» **Problem description**:
Search the data for the word "потом" and copy every line where it occurs.

» **Data to process**:
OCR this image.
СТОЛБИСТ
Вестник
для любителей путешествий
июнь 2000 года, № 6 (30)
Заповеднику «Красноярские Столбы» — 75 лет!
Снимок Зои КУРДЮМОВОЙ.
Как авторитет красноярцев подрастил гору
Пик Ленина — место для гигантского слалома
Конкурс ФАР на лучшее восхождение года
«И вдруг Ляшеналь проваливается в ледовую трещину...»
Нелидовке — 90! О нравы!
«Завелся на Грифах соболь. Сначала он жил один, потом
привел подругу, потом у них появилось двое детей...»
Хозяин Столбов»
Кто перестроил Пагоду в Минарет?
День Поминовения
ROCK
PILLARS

» **Right answer**:
«Завелся на Грифах соболь. Сначала он жил один, потом
привел подругу, потом у них появилось двое детей...»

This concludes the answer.